Task goal: Every record must appear in your copy exactly as written, with no pictures.

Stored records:
....................
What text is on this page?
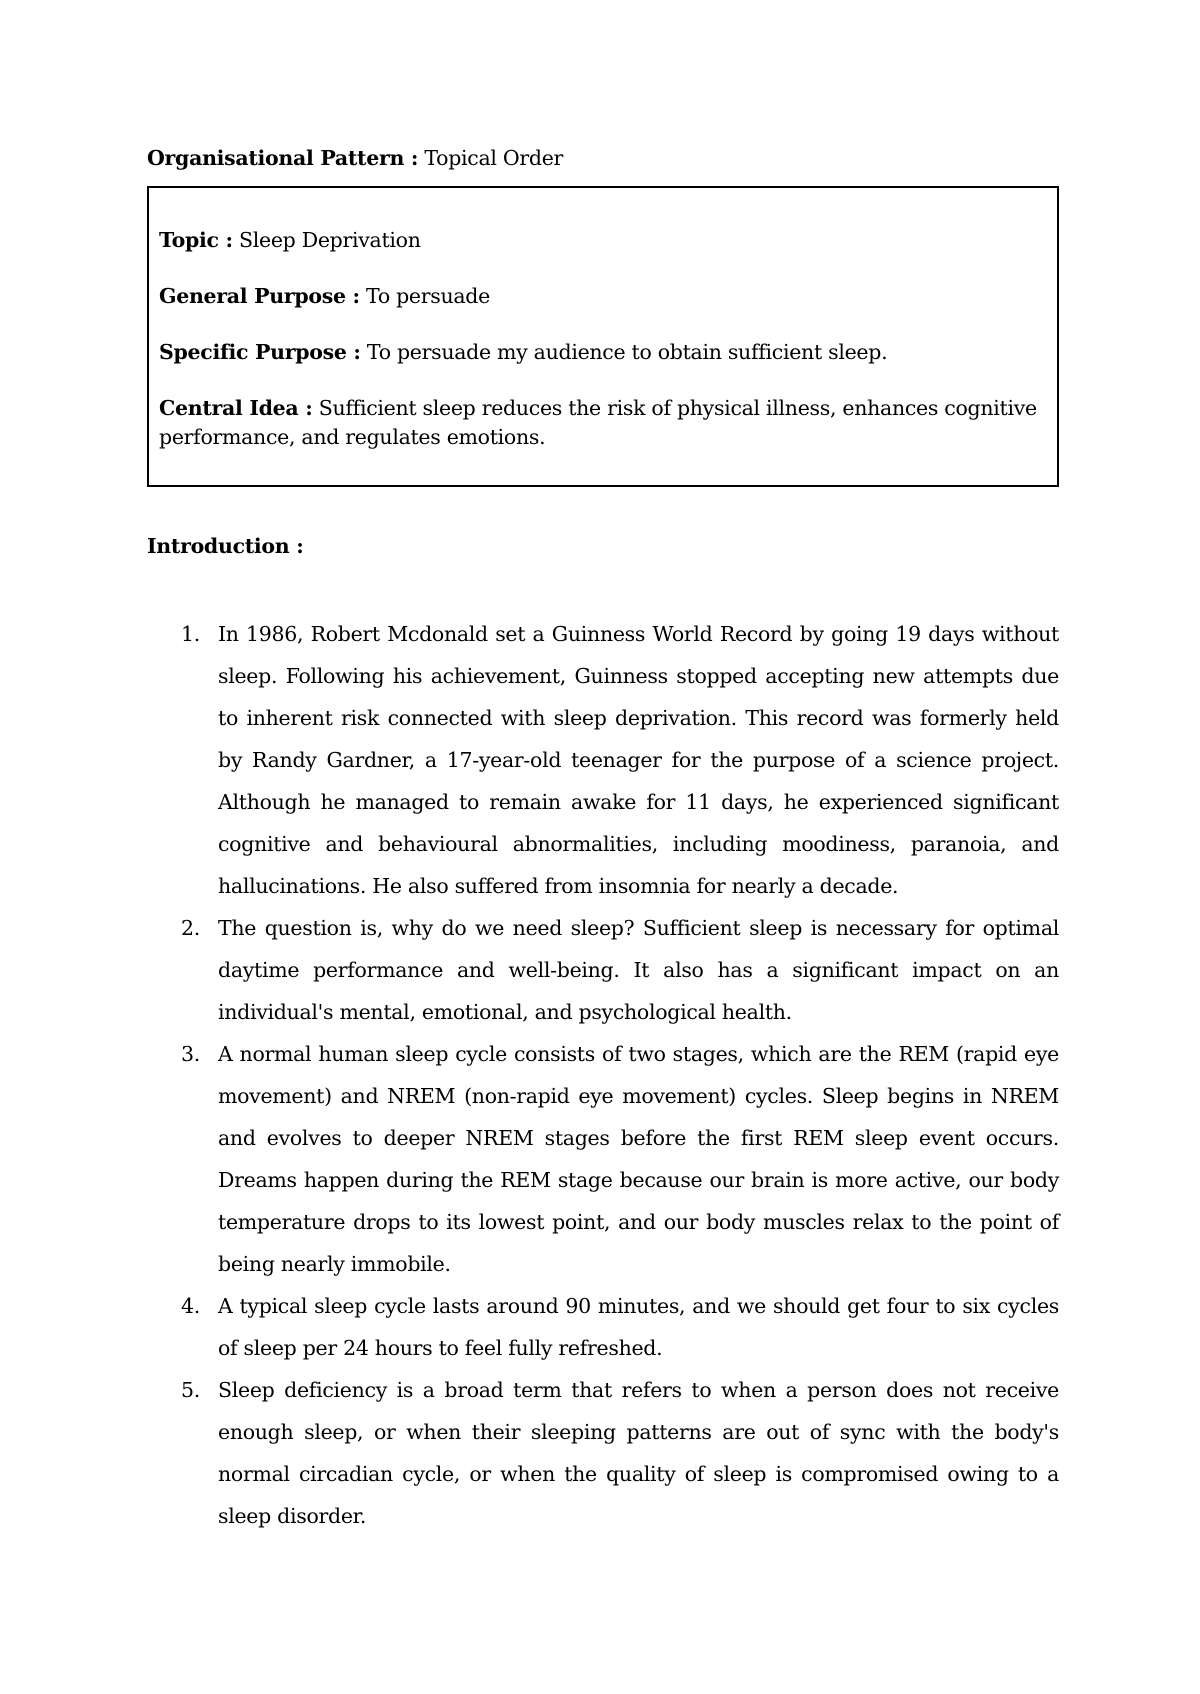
Organisational Pattern : Topical Order
Topic : Sleep Deprivation
General Purpose : To persuade
Specific Purpose : To persuade my audience to obtain sufficient sleep.
Central Idea : Sufficient sleep reduces the risk of physical illness, enhances cognitive performance, and regulates emotions.
Introduction :
1. In 1986, Robert Mcdonald set a Guinness World Record by going 19 days without sleep. Following his achievement, Guinness stopped accepting new attempts due to inherent risk connected with sleep deprivation. This record was formerly held by Randy Gardner, a 17-year-old teenager for the purpose of a science project. Although he managed to remain awake for 11 days, he experienced significant cognitive and behavioural abnormalities, including moodiness, paranoia, and hallucinations. He also suffered from insomnia for nearly a decade.
2. The question is, why do we need sleep? Sufficient sleep is necessary for optimal daytime performance and well-being. It also has a significant impact on an individual's mental, emotional, and psychological health.
3. A normal human sleep cycle consists of two stages, which are the REM (rapid eye movement) and NREM (non-rapid eye movement) cycles. Sleep begins in NREM and evolves to deeper NREM stages before the first REM sleep event occurs. Dreams happen during the REM stage because our brain is more active, our body temperature drops to its lowest point, and our body muscles relax to the point of being nearly immobile.
4. A typical sleep cycle lasts around 90 minutes, and we should get four to six cycles of sleep per 24 hours to feel fully refreshed.
5. Sleep deficiency is a broad term that refers to when a person does not receive enough sleep, or when their sleeping patterns are out of sync with the body's normal circadian cycle, or when the quality of sleep is compromised owing to a sleep disorder.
....................
Solution:
What text is on this page?
Organisational Pattern : Topical Order
Topic : Sleep Deprivation
General Purpose : To persuade
Specific Purpose : To persuade my audience to obtain sufficient sleep.
Central Idea : Sufficient sleep reduces the risk of physical illness, enhances cognitive performance, and regulates emotions.
Introduction :
1. In 1986, Robert Mcdonald set a Guinness World Record by going 19 days without sleep. Following his achievement, Guinness stopped accepting new attempts due to inherent risk connected with sleep deprivation. This record was formerly held by Randy Gardner, a 17-year-old teenager for the purpose of a science project. Although he managed to remain awake for 11 days, he experienced significant cognitive and behavioural abnormalities, including moodiness, paranoia, and hallucinations. He also suffered from insomnia for nearly a decade.
2. The question is, why do we need sleep? Sufficient sleep is necessary for optimal daytime performance and well-being. It also has a significant impact on an individual's mental, emotional, and psychological health.
3. A normal human sleep cycle consists of two stages, which are the REM (rapid eye movement) and NREM (non-rapid eye movement) cycles. Sleep begins in NREM and evolves to deeper NREM stages before the first REM sleep event occurs. Dreams happen during the REM stage because our brain is more active, our body temperature drops to its lowest point, and our body muscles relax to the point of being nearly immobile.
4. A typical sleep cycle lasts around 90 minutes, and we should get four to six cycles of sleep per 24 hours to feel fully refreshed.
5. Sleep deficiency is a broad term that refers to when a person does not receive enough sleep, or when their sleeping patterns are out of sync with the body's normal circadian cycle, or when the quality of sleep is compromised owing to a sleep disorder.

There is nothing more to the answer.